◆ **GIVEN REQUEST**
Count the lines below that contain the word "σκόνη" and give only the number.

◆ **AVAILABLE RECORDS**
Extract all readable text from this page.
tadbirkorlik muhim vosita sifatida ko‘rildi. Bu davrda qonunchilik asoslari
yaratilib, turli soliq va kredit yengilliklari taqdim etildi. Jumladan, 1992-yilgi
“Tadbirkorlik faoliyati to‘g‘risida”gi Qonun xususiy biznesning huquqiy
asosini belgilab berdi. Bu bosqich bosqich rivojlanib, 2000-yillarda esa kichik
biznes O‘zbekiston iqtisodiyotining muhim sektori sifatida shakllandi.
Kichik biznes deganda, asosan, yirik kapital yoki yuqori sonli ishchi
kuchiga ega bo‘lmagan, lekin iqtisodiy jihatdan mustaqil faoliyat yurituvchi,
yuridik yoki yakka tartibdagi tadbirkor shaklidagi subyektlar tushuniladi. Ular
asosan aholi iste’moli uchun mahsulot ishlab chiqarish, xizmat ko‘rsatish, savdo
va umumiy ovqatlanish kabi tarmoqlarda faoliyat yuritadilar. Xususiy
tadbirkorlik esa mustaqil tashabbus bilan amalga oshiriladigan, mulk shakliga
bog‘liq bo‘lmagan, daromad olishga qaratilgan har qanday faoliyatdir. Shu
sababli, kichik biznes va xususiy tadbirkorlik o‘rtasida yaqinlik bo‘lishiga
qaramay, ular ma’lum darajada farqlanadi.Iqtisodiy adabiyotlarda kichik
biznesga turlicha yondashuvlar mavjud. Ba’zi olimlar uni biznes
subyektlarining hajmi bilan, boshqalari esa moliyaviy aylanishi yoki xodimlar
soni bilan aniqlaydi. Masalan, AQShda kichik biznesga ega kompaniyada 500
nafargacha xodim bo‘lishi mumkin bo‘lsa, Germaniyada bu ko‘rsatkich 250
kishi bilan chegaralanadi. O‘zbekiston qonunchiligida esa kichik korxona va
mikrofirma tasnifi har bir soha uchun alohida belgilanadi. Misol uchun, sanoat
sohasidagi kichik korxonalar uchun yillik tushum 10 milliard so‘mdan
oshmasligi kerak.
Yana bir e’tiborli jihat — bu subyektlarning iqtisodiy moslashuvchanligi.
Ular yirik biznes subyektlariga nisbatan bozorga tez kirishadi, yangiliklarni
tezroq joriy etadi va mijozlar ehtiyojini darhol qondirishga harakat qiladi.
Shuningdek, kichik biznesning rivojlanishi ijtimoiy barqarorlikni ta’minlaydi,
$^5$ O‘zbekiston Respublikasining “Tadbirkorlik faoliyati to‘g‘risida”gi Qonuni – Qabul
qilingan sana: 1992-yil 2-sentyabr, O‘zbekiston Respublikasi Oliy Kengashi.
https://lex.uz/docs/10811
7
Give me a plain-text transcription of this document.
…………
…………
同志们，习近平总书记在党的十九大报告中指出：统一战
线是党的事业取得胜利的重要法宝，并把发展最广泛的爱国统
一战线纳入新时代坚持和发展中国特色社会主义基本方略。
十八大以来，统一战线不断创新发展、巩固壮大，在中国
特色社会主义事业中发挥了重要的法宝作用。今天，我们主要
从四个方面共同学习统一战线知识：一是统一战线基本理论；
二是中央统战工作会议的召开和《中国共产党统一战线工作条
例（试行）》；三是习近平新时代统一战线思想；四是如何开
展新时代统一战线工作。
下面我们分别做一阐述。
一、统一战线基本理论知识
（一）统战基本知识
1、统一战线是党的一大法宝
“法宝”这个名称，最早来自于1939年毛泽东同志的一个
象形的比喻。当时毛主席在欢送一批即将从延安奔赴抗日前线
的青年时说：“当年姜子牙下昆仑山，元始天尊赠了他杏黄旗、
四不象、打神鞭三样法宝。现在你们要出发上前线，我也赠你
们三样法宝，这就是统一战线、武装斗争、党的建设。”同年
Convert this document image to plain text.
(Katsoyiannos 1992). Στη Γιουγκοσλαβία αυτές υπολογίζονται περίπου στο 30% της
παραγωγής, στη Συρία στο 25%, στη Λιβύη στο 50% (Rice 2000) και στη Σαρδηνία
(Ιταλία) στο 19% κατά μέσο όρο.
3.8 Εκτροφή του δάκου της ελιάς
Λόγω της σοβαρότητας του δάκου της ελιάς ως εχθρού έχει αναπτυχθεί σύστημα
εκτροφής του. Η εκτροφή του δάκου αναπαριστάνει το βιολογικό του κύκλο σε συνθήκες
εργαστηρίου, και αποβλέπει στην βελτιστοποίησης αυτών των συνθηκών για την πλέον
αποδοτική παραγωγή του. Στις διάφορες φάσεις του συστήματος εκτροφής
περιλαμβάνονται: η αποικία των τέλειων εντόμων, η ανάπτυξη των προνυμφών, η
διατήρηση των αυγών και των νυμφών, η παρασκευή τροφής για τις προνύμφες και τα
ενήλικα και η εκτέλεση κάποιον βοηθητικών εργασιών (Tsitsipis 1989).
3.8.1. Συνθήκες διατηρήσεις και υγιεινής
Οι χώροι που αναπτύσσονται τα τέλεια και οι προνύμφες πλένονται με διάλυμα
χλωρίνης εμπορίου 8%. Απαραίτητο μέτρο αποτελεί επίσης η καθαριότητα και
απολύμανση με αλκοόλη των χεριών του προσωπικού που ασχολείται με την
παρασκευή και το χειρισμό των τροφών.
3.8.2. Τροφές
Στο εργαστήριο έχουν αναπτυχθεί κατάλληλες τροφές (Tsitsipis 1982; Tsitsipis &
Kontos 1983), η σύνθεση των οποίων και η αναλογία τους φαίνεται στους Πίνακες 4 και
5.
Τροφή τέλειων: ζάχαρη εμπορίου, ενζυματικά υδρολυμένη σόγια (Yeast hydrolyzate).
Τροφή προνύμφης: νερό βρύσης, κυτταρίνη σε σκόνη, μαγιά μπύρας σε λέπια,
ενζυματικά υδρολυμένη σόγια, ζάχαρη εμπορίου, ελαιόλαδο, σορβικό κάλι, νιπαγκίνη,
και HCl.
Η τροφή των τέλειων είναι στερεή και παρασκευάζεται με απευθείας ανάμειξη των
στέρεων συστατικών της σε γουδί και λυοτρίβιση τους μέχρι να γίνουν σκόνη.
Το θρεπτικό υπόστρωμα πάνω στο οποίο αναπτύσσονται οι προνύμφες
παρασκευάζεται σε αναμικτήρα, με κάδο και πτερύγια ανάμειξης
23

◆ **EXPECTED ANSWER**
2